● BRIEF
Quote every line below exactly as it reads.

● INPUT RECORDS
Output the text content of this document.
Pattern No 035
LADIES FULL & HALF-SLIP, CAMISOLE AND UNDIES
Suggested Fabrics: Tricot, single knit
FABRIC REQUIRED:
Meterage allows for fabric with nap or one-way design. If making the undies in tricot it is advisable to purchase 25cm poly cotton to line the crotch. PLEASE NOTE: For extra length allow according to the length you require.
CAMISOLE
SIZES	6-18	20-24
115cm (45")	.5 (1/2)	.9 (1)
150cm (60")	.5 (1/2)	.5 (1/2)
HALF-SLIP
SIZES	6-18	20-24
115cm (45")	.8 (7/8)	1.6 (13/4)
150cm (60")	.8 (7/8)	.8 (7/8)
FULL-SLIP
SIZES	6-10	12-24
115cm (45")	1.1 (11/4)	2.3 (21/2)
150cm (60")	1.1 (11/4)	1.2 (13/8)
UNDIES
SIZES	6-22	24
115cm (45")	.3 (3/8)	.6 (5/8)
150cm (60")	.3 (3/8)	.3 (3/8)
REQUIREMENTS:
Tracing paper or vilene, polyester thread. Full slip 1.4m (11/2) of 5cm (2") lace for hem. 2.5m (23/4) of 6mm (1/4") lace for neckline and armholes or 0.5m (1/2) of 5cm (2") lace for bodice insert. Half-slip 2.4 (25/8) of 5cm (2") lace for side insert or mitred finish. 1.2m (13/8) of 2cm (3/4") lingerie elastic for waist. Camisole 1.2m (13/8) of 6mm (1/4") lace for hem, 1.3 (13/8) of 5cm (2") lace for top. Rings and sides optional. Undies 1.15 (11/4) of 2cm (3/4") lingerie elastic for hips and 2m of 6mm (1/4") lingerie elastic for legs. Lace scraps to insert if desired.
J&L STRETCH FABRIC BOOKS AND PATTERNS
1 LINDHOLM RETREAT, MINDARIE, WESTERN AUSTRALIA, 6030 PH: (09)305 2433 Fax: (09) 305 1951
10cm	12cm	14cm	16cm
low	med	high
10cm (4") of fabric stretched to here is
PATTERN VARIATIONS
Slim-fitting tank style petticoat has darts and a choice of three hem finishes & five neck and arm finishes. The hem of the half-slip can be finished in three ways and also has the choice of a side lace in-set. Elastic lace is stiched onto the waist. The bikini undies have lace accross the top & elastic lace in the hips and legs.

● TASK SOLUTION
Output the text content of this document.
Pattern No 035
LADIES FULL & HALF-SLIP, CAMISOLE AND UNDIES
Suggested Fabrics: Tricot, single knit
FABRIC REQUIRED:
Meterage allows for fabric with nap or one-way design. If making the undies in tricot it is advisable to purchase 25cm poly cotton to line the crotch. PLEASE NOTE: For extra length allow according to the length you require.
CAMISOLE
SIZES	6-18	20-24
115cm (45")	.5 (1/2)	.9 (1)
150cm (60")	.5 (1/2)	.5 (1/2)
HALF-SLIP
SIZES	6-18	20-24
115cm (45")	.8 (7/8)	1.6 (13/4)
150cm (60")	.8 (7/8)	.8 (7/8)
FULL-SLIP
SIZES	6-10	12-24
115cm (45")	1.1 (11/4)	2.3 (21/2)
150cm (60")	1.1 (11/4)	1.2 (13/8)
UNDIES
SIZES	6-22	24
115cm (45")	.3 (3/8)	.6 (5/8)
150cm (60")	.3 (3/8)	.3 (3/8)
REQUIREMENTS:
Tracing paper or vilene, polyester thread. Full slip 1.4m (11/2) of 5cm (2") lace for hem. 2.5m (23/4) of 6mm (1/4") lace for neckline and armholes or 0.5m (1/2) of 5cm (2") lace for bodice insert. Half-slip 2.4 (25/8) of 5cm (2") lace for side insert or mitred finish. 1.2m (13/8) of 2cm (3/4") lingerie elastic for waist. Camisole 1.2m (13/8) of 6mm (1/4") lace for hem, 1.3 (13/8) of 5cm (2") lace for top. Rings and sides optional. Undies 1.15 (11/4) of 2cm (3/4") lingerie elastic for hips and 2m of 6mm (1/4") lingerie elastic for legs. Lace scraps to insert if desired.
J&L STRETCH FABRIC BOOKS AND PATTERNS
1 LINDHOLM RETREAT, MINDARIE, WESTERN AUSTRALIA, 6030 PH: (09)305 2433 Fax: (09) 305 1951
10cm	12cm	14cm	16cm
low	med	high
10cm (4") of fabric stretched to here is
PATTERN VARIATIONS
Slim-fitting tank style petticoat has darts and a choice of three hem finishes & five neck and arm finishes. The hem of the half-slip can be finished in three ways and also has the choice of a side lace in-set. Elastic lace is stiched onto the waist. The bikini undies have lace accross the top & elastic lace in the hips and legs.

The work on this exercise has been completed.